▼

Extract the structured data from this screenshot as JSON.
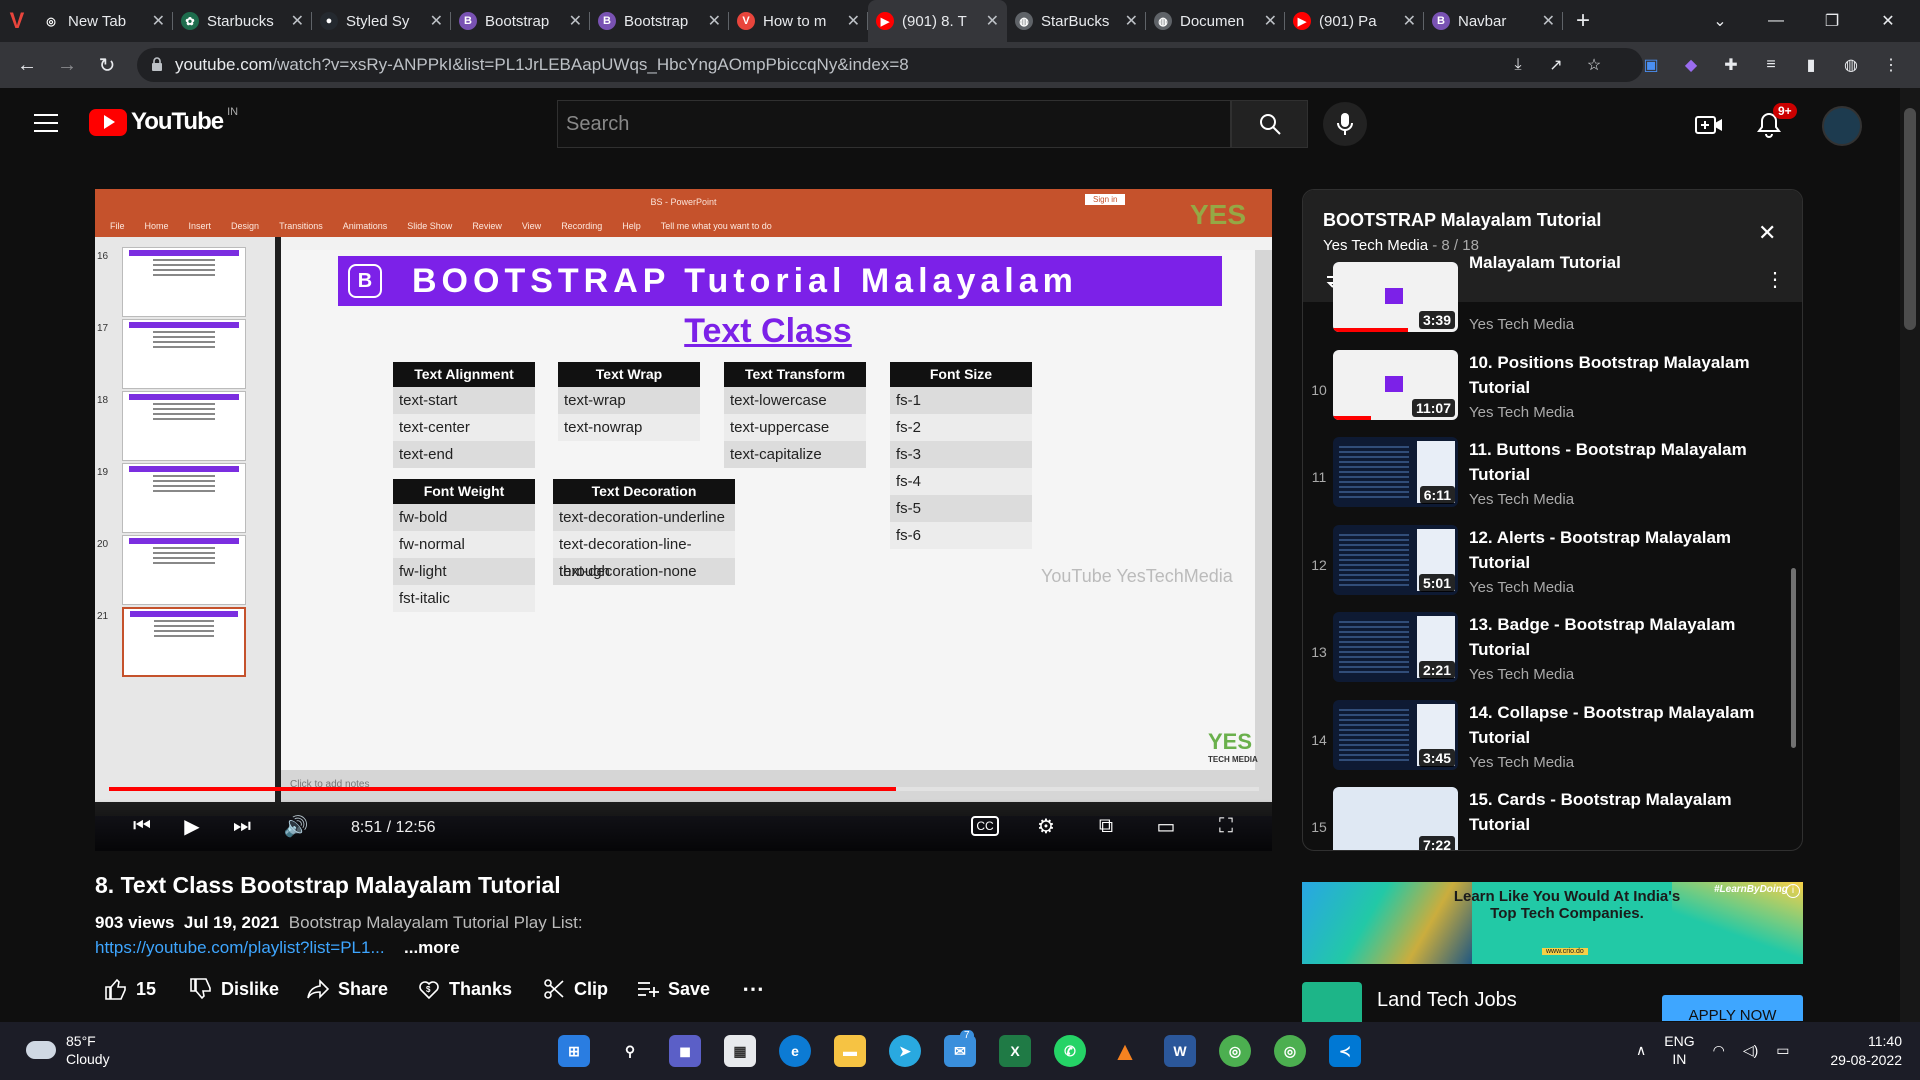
{
  "browser": {
    "tabs": [
      {
        "title": "New Tab",
        "fav_color": "#202124",
        "fav_glyph": "◎"
      },
      {
        "title": "Starbucks",
        "fav_color": "#1e6d4d",
        "fav_glyph": "✿"
      },
      {
        "title": "Styled Sy",
        "fav_color": "#24292f",
        "fav_glyph": "●"
      },
      {
        "title": "Bootstrap",
        "fav_color": "#7952b3",
        "fav_glyph": "B"
      },
      {
        "title": "Bootstrap",
        "fav_color": "#7952b3",
        "fav_glyph": "B"
      },
      {
        "title": "How to m",
        "fav_color": "#e8453c",
        "fav_glyph": "V"
      },
      {
        "title": "(901) 8. T",
        "fav_color": "#ff0000",
        "fav_glyph": "▶"
      },
      {
        "title": "StarBucks",
        "fav_color": "#5f6368",
        "fav_glyph": "◍"
      },
      {
        "title": "Documen",
        "fav_color": "#5f6368",
        "fav_glyph": "◍"
      },
      {
        "title": "(901) Pa",
        "fav_color": "#ff0000",
        "fav_glyph": "▶"
      },
      {
        "title": "Navbar",
        "fav_color": "#7952b3",
        "fav_glyph": "B"
      }
    ],
    "active_tab": 6,
    "url_host": "youtube.com",
    "url_path": "/watch?v=xsRy-ANPPkI&list=PL1JrLEBAapUWqs_HbcYngAOmpPbiccqNy&index=8"
  },
  "youtube": {
    "logo_text": "YouTube",
    "country_code": "IN",
    "search_placeholder": "Search",
    "notification_count": "9+"
  },
  "video": {
    "slide": {
      "app_title": "BS - PowerPoint",
      "menu": [
        "File",
        "Home",
        "Insert",
        "Design",
        "Transitions",
        "Animations",
        "Slide Show",
        "Review",
        "View",
        "Recording",
        "Help",
        "Tell me what you want to do"
      ],
      "signin": "Sign in",
      "banner_icon": "B",
      "banner": "BOOTSTRAP  Tutorial Malayalam",
      "subtitle": "Text Class",
      "tables": [
        {
          "header": "Text Alignment",
          "rows": [
            "text-start",
            "text-center",
            "text-end"
          ]
        },
        {
          "header": "Text Wrap",
          "rows": [
            "text-wrap",
            "text-nowrap"
          ]
        },
        {
          "header": "Text Transform",
          "rows": [
            "text-lowercase",
            "text-uppercase",
            "text-capitalize"
          ]
        },
        {
          "header": "Font Size",
          "rows": [
            "fs-1",
            "fs-2",
            "fs-3",
            "fs-4",
            "fs-5",
            "fs-6"
          ]
        },
        {
          "header": "Font Weight",
          "rows": [
            "fw-bold",
            "fw-normal",
            "fw-light",
            "fst-italic"
          ]
        },
        {
          "header": "Text Decoration",
          "rows": [
            "text-decoration-underline",
            "text-decoration-line-through",
            "text-decoration-none"
          ]
        }
      ],
      "thumb_numbers": [
        "16",
        "17",
        "18",
        "19",
        "20",
        "21"
      ],
      "watermark": "YouTube YesTechMedia",
      "brand": "YES",
      "brand_sub": "TECH MEDIA",
      "notes_placeholder": "Click to add notes"
    },
    "time_current": "8:51",
    "time_total": "12:56",
    "time_display": "8:51 / 12:56",
    "progress": 0.684,
    "title": "8. Text Class Bootstrap Malayalam Tutorial",
    "views": "903 views",
    "date": "Jul 19, 2021",
    "description": "Bootstrap Malayalam Tutorial Play List:",
    "link": "https://youtube.com/playlist?list=PL1...",
    "more": "...more",
    "actions": {
      "likes": "15",
      "dislike": "Dislike",
      "share": "Share",
      "thanks": "Thanks",
      "clip": "Clip",
      "save": "Save"
    }
  },
  "playlist": {
    "title": "BOOTSTRAP Malayalam Tutorial",
    "channel": "Yes Tech Media",
    "position": "8 / 18",
    "items": [
      {
        "index": "",
        "title": "Malayalam Tutorial",
        "channel": "Yes Tech Media",
        "duration": "3:39"
      },
      {
        "index": "10",
        "title": "10. Positions Bootstrap Malayalam Tutorial",
        "channel": "Yes Tech Media",
        "duration": "11:07"
      },
      {
        "index": "11",
        "title": "11. Buttons - Bootstrap Malayalam Tutorial",
        "channel": "Yes Tech Media",
        "duration": "6:11"
      },
      {
        "index": "12",
        "title": "12. Alerts - Bootstrap Malayalam Tutorial",
        "channel": "Yes Tech Media",
        "duration": "5:01"
      },
      {
        "index": "13",
        "title": "13. Badge - Bootstrap Malayalam Tutorial",
        "channel": "Yes Tech Media",
        "duration": "2:21"
      },
      {
        "index": "14",
        "title": "14. Collapse - Bootstrap Malayalam Tutorial",
        "channel": "Yes Tech Media",
        "duration": "3:45"
      },
      {
        "index": "15",
        "title": "15. Cards - Bootstrap Malayalam Tutorial",
        "channel": "",
        "duration": "7:22"
      }
    ]
  },
  "ads": {
    "banner_text": "Learn Like You Would At India's Top Tech Companies.",
    "banner_tag": "#LearnByDoing",
    "banner_small": "www.crio.do",
    "promo_title": "Land Tech Jobs",
    "promo_button": "APPLY NOW"
  },
  "taskbar": {
    "temperature": "85°F",
    "condition": "Cloudy",
    "language": "ENG",
    "region": "IN",
    "time": "11:40",
    "date": "29-08-2022",
    "mail_badge": "7"
  }
}
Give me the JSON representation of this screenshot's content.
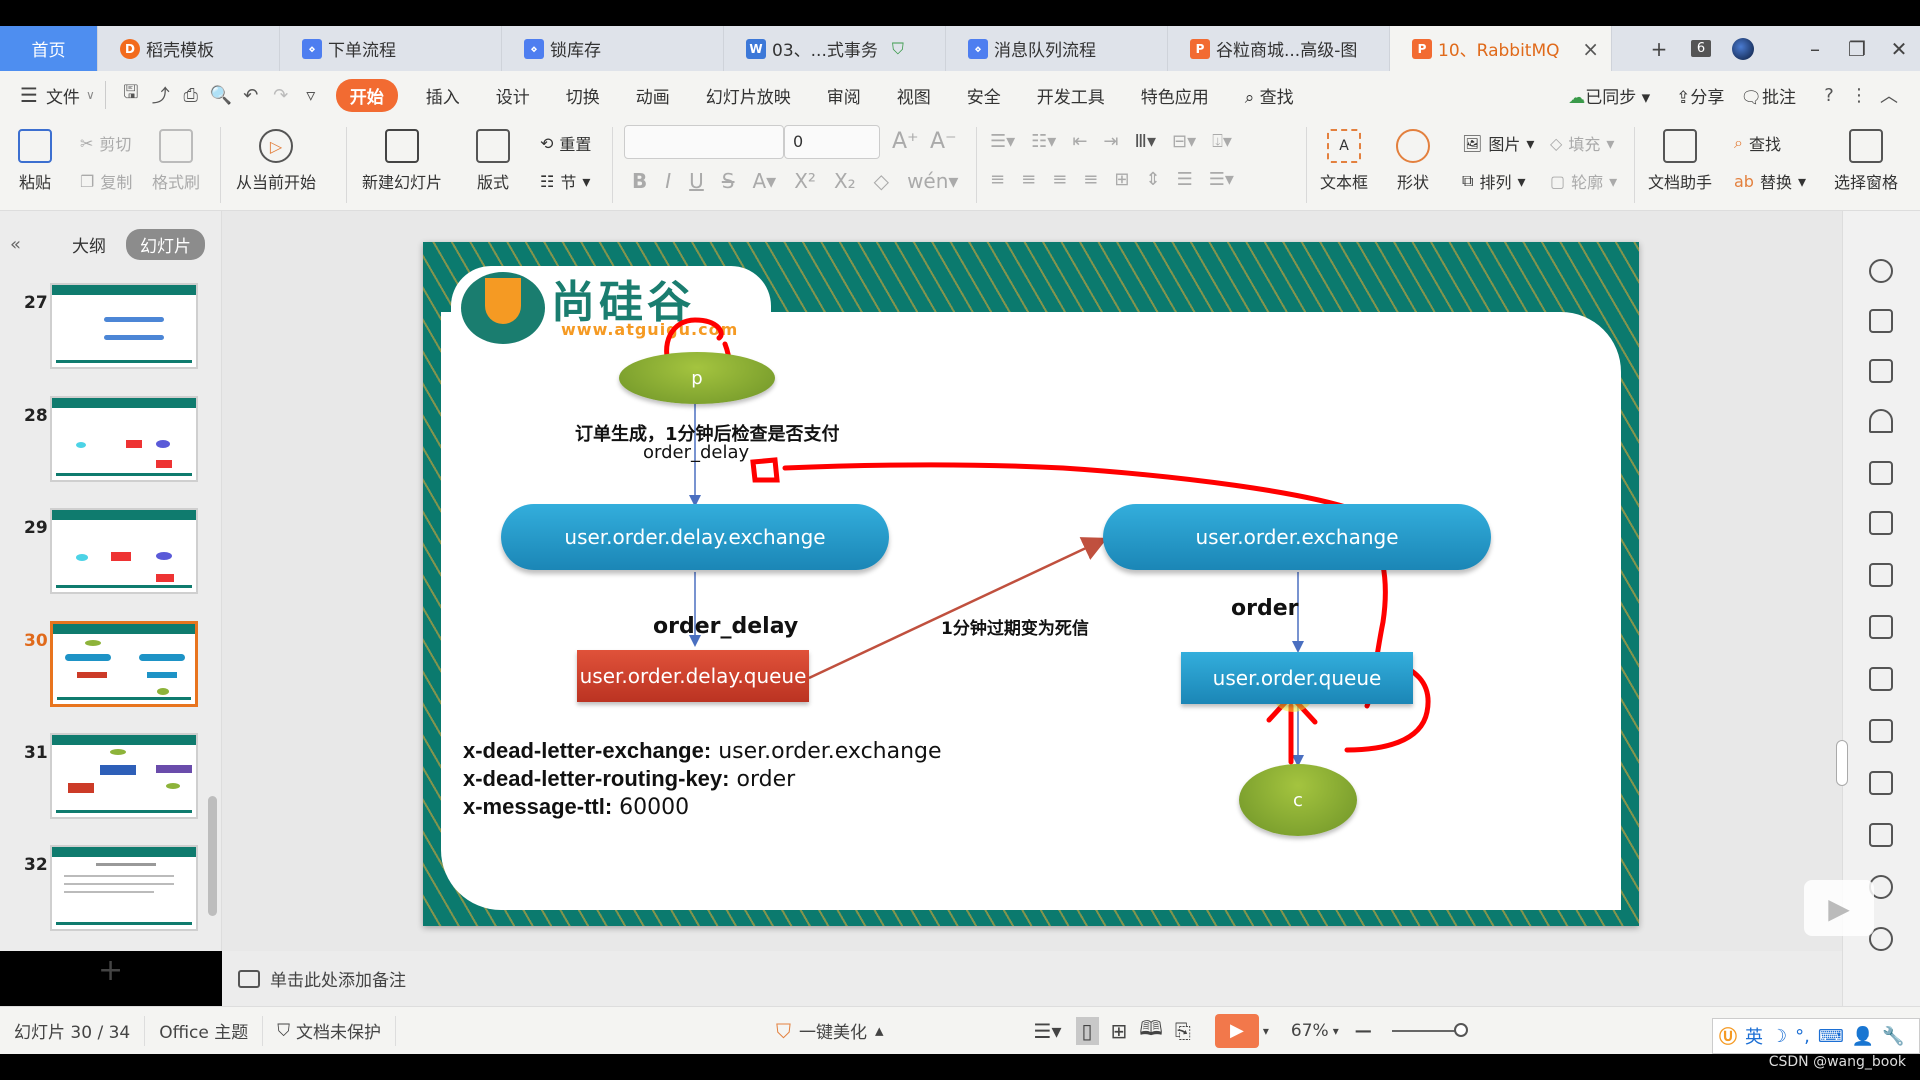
{
  "tabs": [
    {
      "label": "首页",
      "type": "home"
    },
    {
      "label": "稻壳模板",
      "icon": "docer-icon",
      "icon_color": "#f26b1d"
    },
    {
      "label": "下单流程",
      "icon": "flowchart-icon",
      "icon_color": "#4e7ef0"
    },
    {
      "label": "锁库存",
      "icon": "flowchart-icon",
      "icon_color": "#4e7ef0"
    },
    {
      "label": "03、...式事务",
      "icon": "word-icon",
      "icon_color": "#3c78d8",
      "badge": "shield-icon"
    },
    {
      "label": "消息队列流程",
      "icon": "flowchart-icon",
      "icon_color": "#4e7ef0"
    },
    {
      "label": "谷粒商城...高级-图",
      "icon": "ppt-icon",
      "icon_color": "#f26b32"
    },
    {
      "label": "10、RabbitMQ",
      "icon": "ppt-icon",
      "icon_color": "#f26b32",
      "active": true
    }
  ],
  "tab_controls": {
    "add": "+",
    "count": "6"
  },
  "menu": {
    "file": "文件",
    "items": [
      "开始",
      "插入",
      "设计",
      "切换",
      "动画",
      "幻灯片放映",
      "审阅",
      "视图",
      "安全",
      "开发工具",
      "特色应用"
    ],
    "active": "开始",
    "search": "查找",
    "sync": "已同步",
    "share": "分享",
    "comment": "批注"
  },
  "ribbon": {
    "paste": "粘贴",
    "cut": "剪切",
    "copy": "复制",
    "format_painter": "格式刷",
    "play_from_current": "从当前开始",
    "new_slide": "新建幻灯片",
    "layout": "版式",
    "reset": "重置",
    "section": "节",
    "font_name": "",
    "font_size": "0",
    "textbox": "文本框",
    "shape": "形状",
    "picture": "图片",
    "arrange": "排列",
    "fill": "填充",
    "outline": "轮廓",
    "doc_assistant": "文档助手",
    "find": "查找",
    "replace": "替换",
    "selection_pane": "选择窗格"
  },
  "left_panel": {
    "outline_tab": "大纲",
    "slides_tab": "幻灯片",
    "slides": [
      {
        "num": "27"
      },
      {
        "num": "28"
      },
      {
        "num": "29"
      },
      {
        "num": "30",
        "active": true
      },
      {
        "num": "31"
      },
      {
        "num": "32"
      }
    ]
  },
  "slide": {
    "logo_name": "尚硅谷",
    "logo_url": "www.atguigu.com",
    "producer": "p",
    "consumer": "c",
    "producer_label_cn": "订单生成，1分钟后检查是否支付",
    "producer_label_key": "order_delay",
    "delay_exchange": "user.order.delay.exchange",
    "delay_routing_key": "order_delay",
    "delay_queue": "user.order.delay.queue",
    "dead_letter_label": "1分钟过期变为死信",
    "order_exchange": "user.order.exchange",
    "order_routing_key": "order",
    "order_queue": "user.order.queue",
    "props": [
      {
        "key": "x-dead-letter-exchange:",
        "value": "user.order.exchange"
      },
      {
        "key": "x-dead-letter-routing-key:",
        "value": "order"
      },
      {
        "key": "x-message-ttl:",
        "value": "60000"
      }
    ],
    "colors": {
      "exchange": "#1e93c6",
      "queue_delay": "#cc3b28",
      "node": "#8db33a",
      "annotation": "#ff0000",
      "frame": "#0b7a6e"
    }
  },
  "notes_placeholder": "单击此处添加备注",
  "status": {
    "slide_info": "幻灯片 30 / 34",
    "theme": "Office 主题",
    "protection": "文档未保护",
    "beautify": "一键美化",
    "zoom": "67%"
  },
  "ime": {
    "lang": "英"
  },
  "watermark": "CSDN @wang_book"
}
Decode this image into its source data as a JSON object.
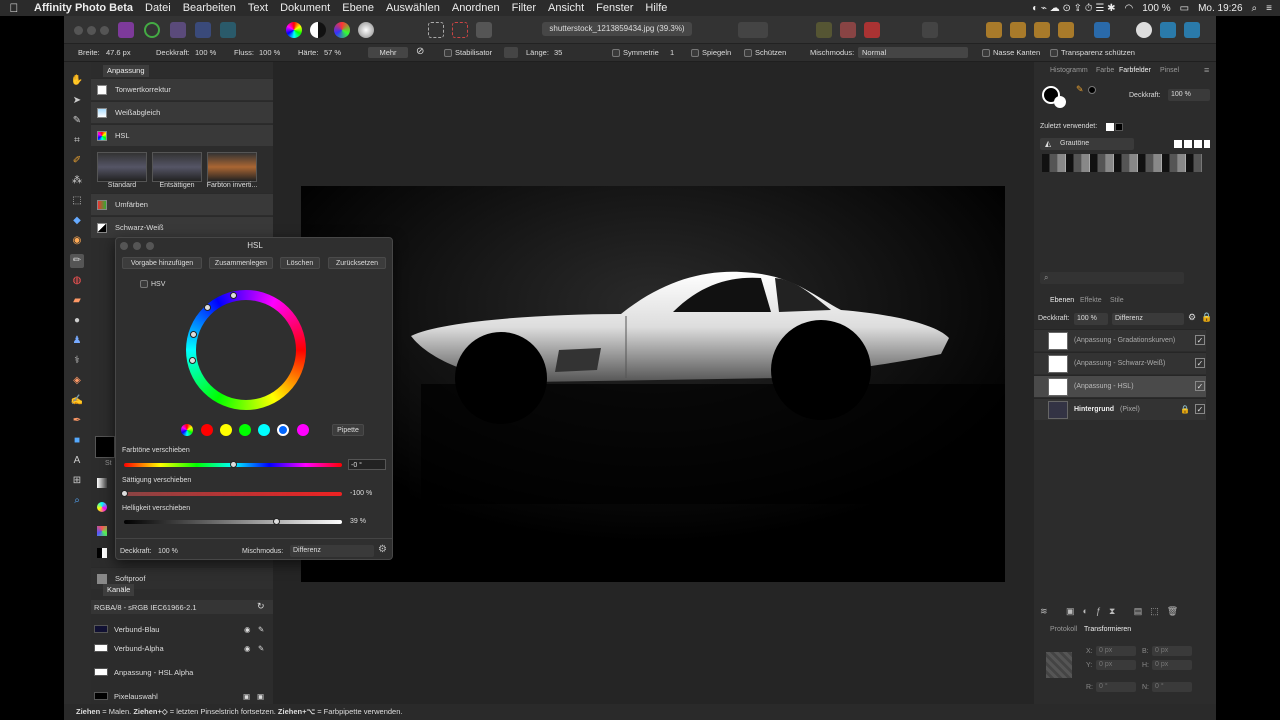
{
  "menubar": {
    "app": "Affinity Photo Beta",
    "items": [
      "Datei",
      "Bearbeiten",
      "Text",
      "Dokument",
      "Ebene",
      "Auswählen",
      "Anordnen",
      "Filter",
      "Ansicht",
      "Fenster",
      "Hilfe"
    ],
    "battery": "100 %",
    "clock": "Mo. 19:26"
  },
  "toolbar": {
    "document_tab": "shutterstock_1213859434.jpg (39.3%)"
  },
  "context": {
    "breite_label": "Breite:",
    "breite": "47.6 px",
    "deckkraft_label": "Deckkraft:",
    "deckkraft": "100 %",
    "fluss_label": "Fluss:",
    "fluss": "100 %",
    "haerte_label": "Härte:",
    "haerte": "57 %",
    "mehr": "Mehr",
    "stabilisator": "Stabilisator",
    "laenge_label": "Länge:",
    "laenge": "35",
    "symmetrie_label": "Symmetrie",
    "symmetrie": "1",
    "spiegeln": "Spiegeln",
    "schuetzen": "Schützen",
    "mischmodus_label": "Mischmodus:",
    "mischmodus": "Normal",
    "nasse_kanten": "Nasse Kanten",
    "transparenz": "Transparenz schützen"
  },
  "left": {
    "tab": "Anpassung",
    "adjustments": [
      "Tonwertkorrektur",
      "Weißabgleich",
      "HSL",
      "Umfärben",
      "Schwarz-Weiß"
    ],
    "presets": [
      "Standard",
      "Entsättigen",
      "Farbton inverti..."
    ],
    "softproof": "Softproof",
    "st_label": "St"
  },
  "channels": {
    "tab": "Kanäle",
    "profile": "RGBA/8 - sRGB IEC61966-2.1",
    "items": [
      "Verbund-Blau",
      "Verbund-Alpha",
      "Anpassung - HSL Alpha",
      "Pixelauswahl"
    ]
  },
  "hsl": {
    "title": "HSL",
    "buttons": [
      "Vorgabe hinzufügen",
      "Zusammenlegen",
      "Löschen",
      "Zurücksetzen"
    ],
    "hsv": "HSV",
    "pipette": "Pipette",
    "hue_label": "Farbtöne verschieben",
    "hue_value": "-0 °",
    "sat_label": "Sättigung verschieben",
    "sat_value": "-100 %",
    "light_label": "Helligkeit verschieben",
    "light_value": "39 %",
    "opacity_label": "Deckkraft:",
    "opacity": "100 %",
    "blend_label": "Mischmodus:",
    "blend": "Differenz",
    "hue": 0,
    "saturation": -100,
    "lightness": 39,
    "swatches": [
      "#ff0000",
      "#ffff00",
      "#00ff00",
      "#00ffff",
      "#0066ff",
      "#ff00ff"
    ]
  },
  "right": {
    "tabs": [
      "Histogramm",
      "Farbe",
      "Farbfelder",
      "Pinsel"
    ],
    "deckkraft_label": "Deckkraft:",
    "deckkraft": "100 %",
    "recent": "Zuletzt verwendet:",
    "palette": "Grautöne"
  },
  "layers": {
    "tabs": [
      "Ebenen",
      "Effekte",
      "Stile"
    ],
    "deckkraft_label": "Deckkraft:",
    "deckkraft": "100 %",
    "blend": "Differenz",
    "items": [
      "(Anpassung - Gradationskurven)",
      "(Anpassung - Schwarz-Weiß)",
      "(Anpassung - HSL)",
      "Hintergrund"
    ],
    "bg_type": "(Pixel)"
  },
  "transform": {
    "tabs": [
      "Protokoll",
      "Transformieren"
    ],
    "x": "0 px",
    "y": "0 px",
    "b": "0 px",
    "h": "0 px",
    "r": "0 °",
    "s": "0 °"
  },
  "status": {
    "b1": "Ziehen",
    "t1": " = Malen. ",
    "b2": "Ziehen+◇",
    "t2": " = letzten Pinselstrich fortsetzen. ",
    "b3": "Ziehen+⌥",
    "t3": " = Farbpipette verwenden."
  }
}
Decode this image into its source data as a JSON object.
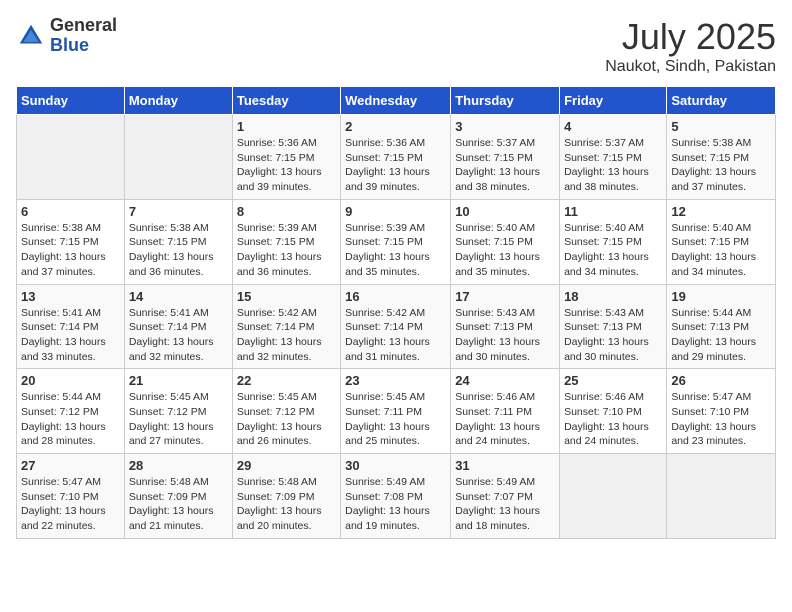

▲

■ Objective:
In the material above, find the lines that contain "playlist" and show them.

■ Response for this exercise:
    "link": "https://youtube.com/playlist?list=PL1...",
  "playlist": {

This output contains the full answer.